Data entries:
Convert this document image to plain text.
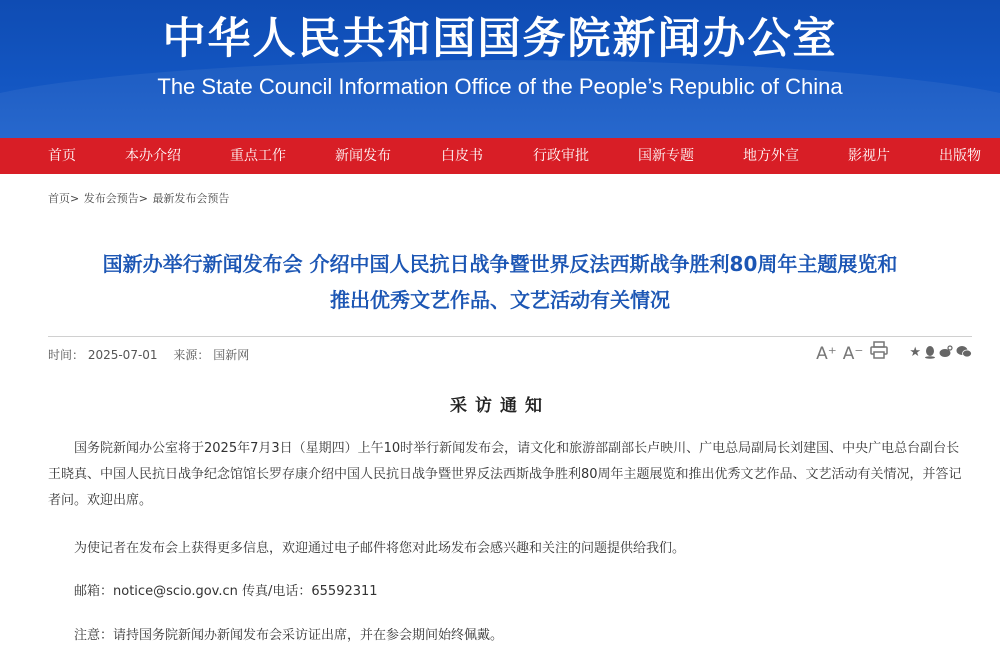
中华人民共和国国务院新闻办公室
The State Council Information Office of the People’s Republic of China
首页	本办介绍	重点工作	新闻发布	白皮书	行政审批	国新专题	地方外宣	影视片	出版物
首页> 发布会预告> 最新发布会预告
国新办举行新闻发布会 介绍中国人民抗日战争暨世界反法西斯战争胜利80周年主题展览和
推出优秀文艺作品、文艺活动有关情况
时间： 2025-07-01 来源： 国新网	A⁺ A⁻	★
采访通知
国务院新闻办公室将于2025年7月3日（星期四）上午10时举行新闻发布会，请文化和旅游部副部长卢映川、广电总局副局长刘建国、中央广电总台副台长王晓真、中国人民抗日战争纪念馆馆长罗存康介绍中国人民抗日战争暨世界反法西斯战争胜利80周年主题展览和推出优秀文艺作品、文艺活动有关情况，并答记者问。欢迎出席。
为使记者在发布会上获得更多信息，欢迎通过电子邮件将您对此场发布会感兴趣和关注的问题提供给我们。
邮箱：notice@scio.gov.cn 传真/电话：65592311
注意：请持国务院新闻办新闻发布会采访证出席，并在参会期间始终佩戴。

▸ Stated task: Exactly how many lines of the material contain the word "文艺活动有关情况"? Write the number alone.

▸ The output: 2